■ **WORK INSTRUCTIONS**: Using the data below, tally the lines that include the string "this". Only the number is wanted.

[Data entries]
-- START --

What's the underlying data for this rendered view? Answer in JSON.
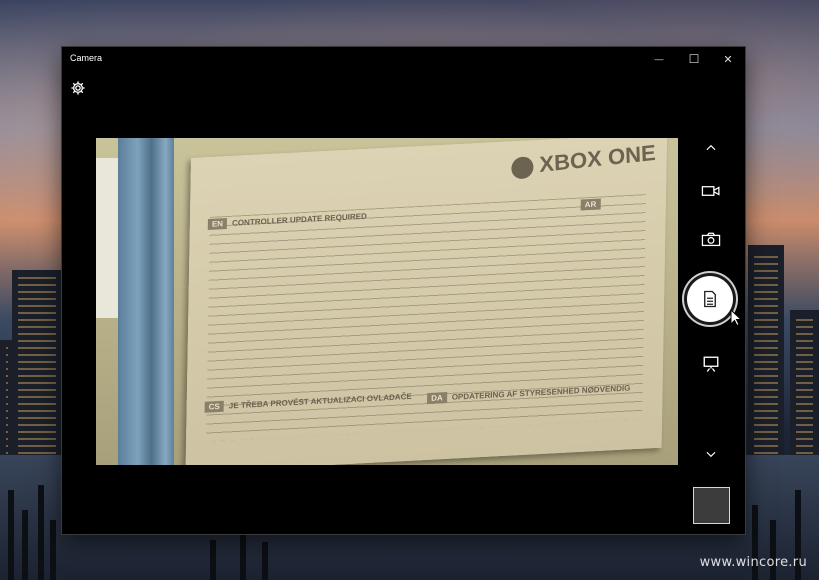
{
  "window": {
    "title": "Camera",
    "controls": {
      "minimize": "—",
      "maximize": "☐",
      "close": "✕"
    }
  },
  "viewfinder": {
    "brand_text": "XBOX ONE",
    "sections": [
      {
        "badge": "EN",
        "heading": "CONTROLLER UPDATE REQUIRED"
      },
      {
        "badge": "CS",
        "heading": "JE TŘEBA PROVÉST AKTUALIZACI OVLADAČE"
      },
      {
        "badge": "DA",
        "heading": "OPDATERING AF STYRESENHED NØDVENDIG"
      },
      {
        "badge": "AR",
        "heading": ""
      }
    ]
  },
  "icons": {
    "settings": "gear-icon",
    "scroll_up": "chevron-up-icon",
    "video_mode": "video-camera-icon",
    "photo_mode": "camera-icon",
    "document_mode": "document-icon",
    "whiteboard_mode": "whiteboard-icon",
    "scroll_down": "chevron-down-icon"
  },
  "selected_mode": "document",
  "watermark": "www.wincore.ru"
}
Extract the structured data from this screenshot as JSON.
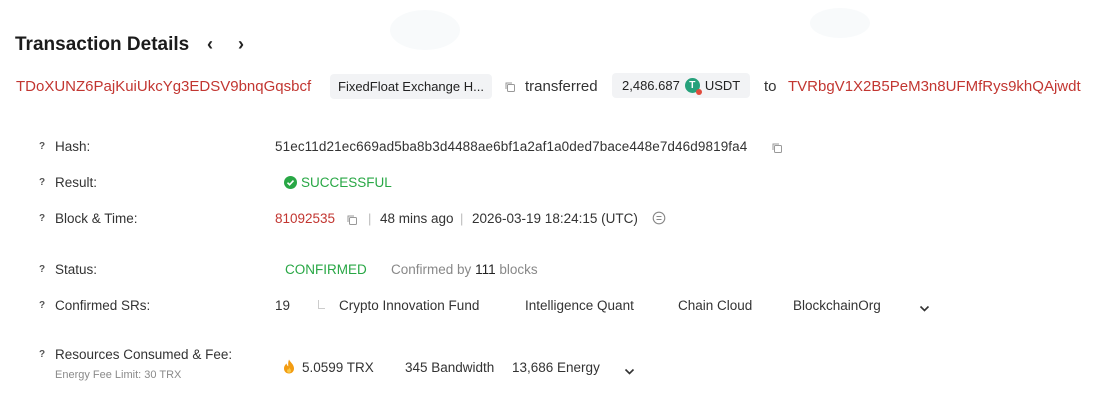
{
  "header": {
    "title": "Transaction Details",
    "prev_glyph": "‹",
    "next_glyph": "›"
  },
  "summary": {
    "from_address": "TDoXUNZ6PajKuiUkcYg3EDSV9bnqGqsbcf",
    "from_tag": "FixedFloat Exchange H...",
    "action": "transferred",
    "amount": "2,486.687",
    "token_symbol": "USDT",
    "to_word": "to",
    "to_address": "TVRbgV1X2B5PeM3n8UFMfRys9khQAjwdt"
  },
  "details": {
    "hash_label": "Hash:",
    "hash_value": "51ec11d21ec669ad5ba8b3d4488ae6bf1a2af1a0ded7bace448e7d46d9819fa4",
    "result_label": "Result:",
    "result_value": "SUCCESSFUL",
    "block_label": "Block & Time:",
    "block_number": "81092535",
    "age": "48 mins ago",
    "timestamp": "2026-03-19 18:24:15 (UTC)",
    "status_label": "Status:",
    "status_value": "CONFIRMED",
    "confirmed_prefix": "Confirmed by",
    "confirmed_count": "111",
    "confirmed_suffix": "blocks",
    "srs_label": "Confirmed SRs:",
    "srs_count": "19",
    "srs": [
      "Crypto Innovation Fund",
      "Intelligence Quant",
      "Chain Cloud",
      "BlockchainOrg"
    ],
    "resources_label": "Resources Consumed & Fee:",
    "energy_fee_limit": "Energy Fee Limit: 30 TRX",
    "fee_trx": "5.0599 TRX",
    "bandwidth": "345 Bandwidth",
    "energy": "13,686 Energy"
  },
  "colors": {
    "address": "#c23631",
    "success": "#28a745",
    "tether": "#26a17b"
  },
  "icons": {
    "help": "question-icon",
    "copy": "copy-icon",
    "success": "check-circle-icon",
    "fee": "flame-icon",
    "token": "tether-icon",
    "expand": "chevron-down-icon",
    "clock": "clock-icon"
  }
}
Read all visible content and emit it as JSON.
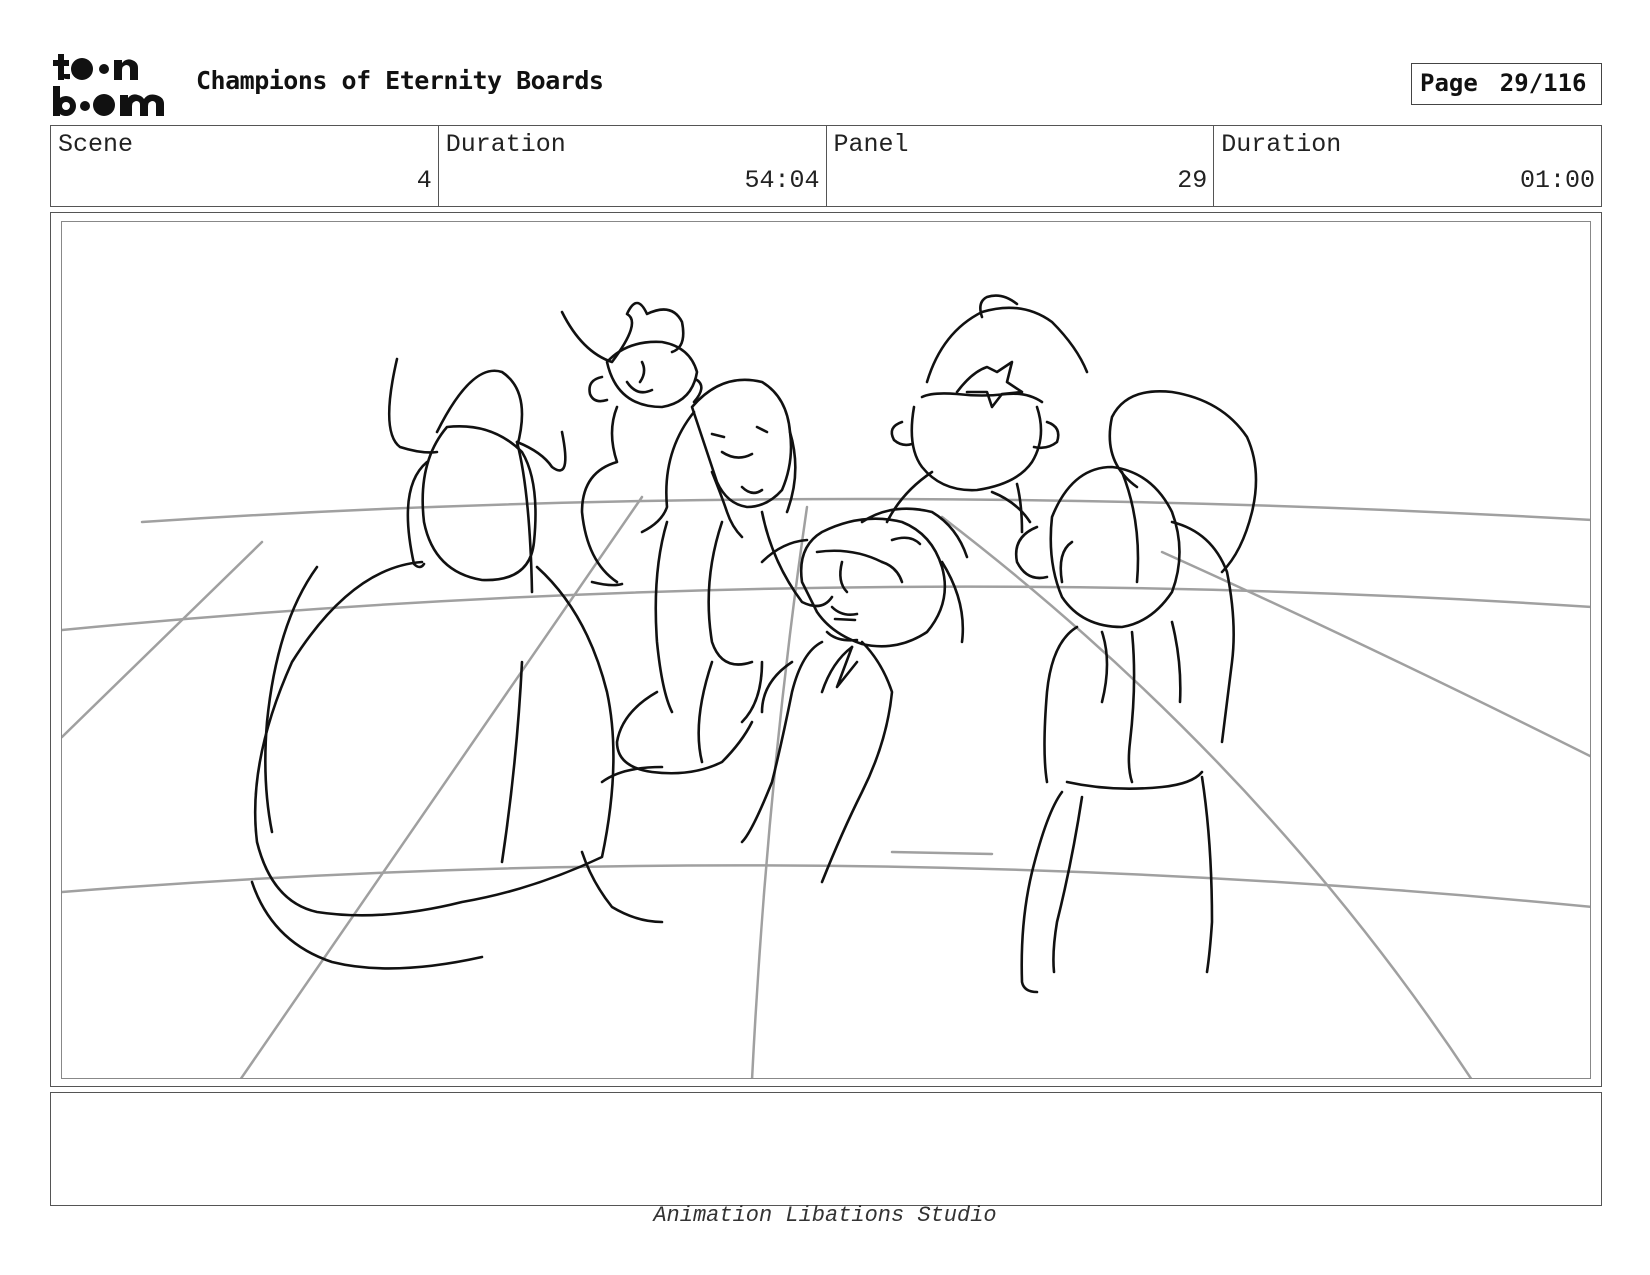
{
  "header": {
    "logo_text": "toon boom",
    "title": "Champions of Eternity Boards",
    "page_label": "Page",
    "page_number": "29/116"
  },
  "info": {
    "scene_label": "Scene",
    "scene_value": "4",
    "scene_duration_label": "Duration",
    "scene_duration_value": "54:04",
    "panel_label": "Panel",
    "panel_value": "29",
    "panel_duration_label": "Duration",
    "panel_duration_value": "01:00"
  },
  "notes": {
    "text": ""
  },
  "footer": {
    "studio": "Animation Libations Studio"
  },
  "colors": {
    "ink": "#111111",
    "guide": "#a0a0a0",
    "border": "#555555"
  }
}
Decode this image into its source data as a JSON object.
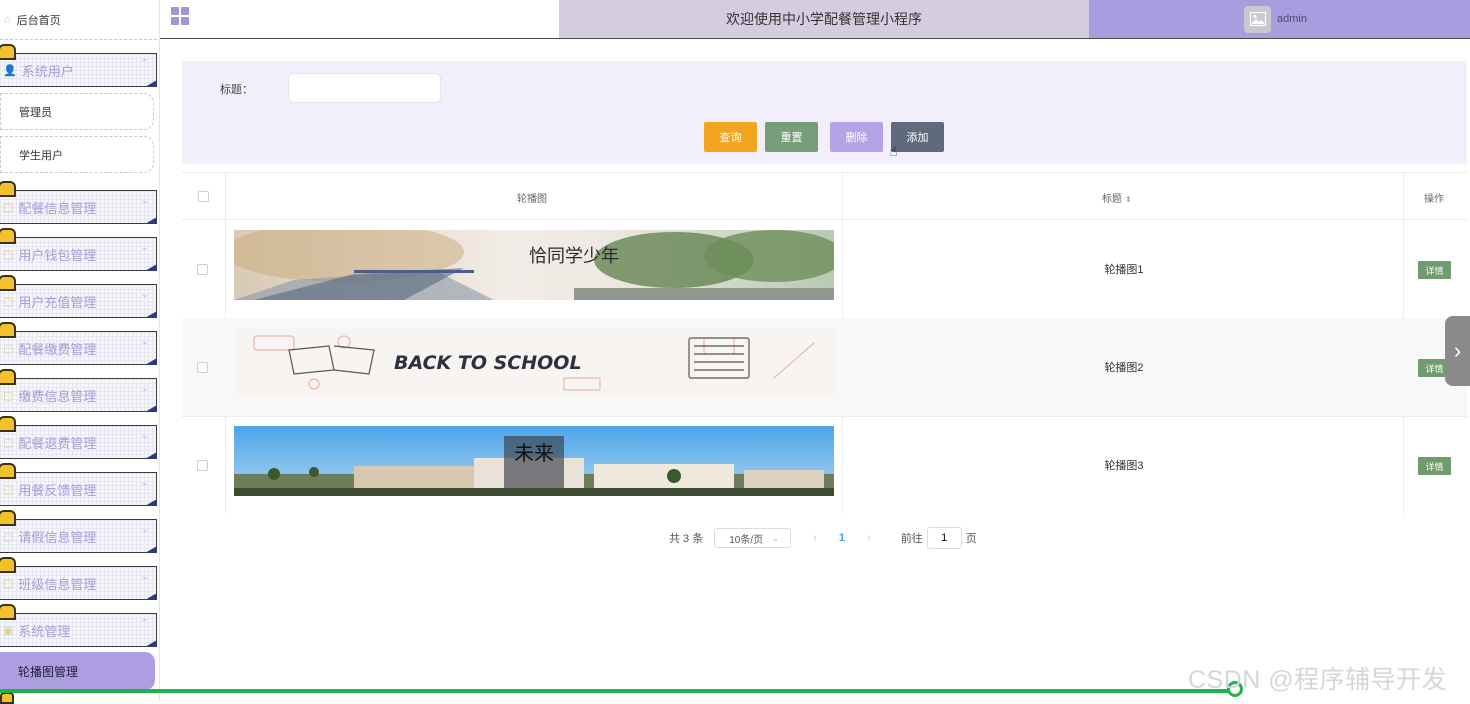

-- END --

■ **EXERCISE ANSWER**: 3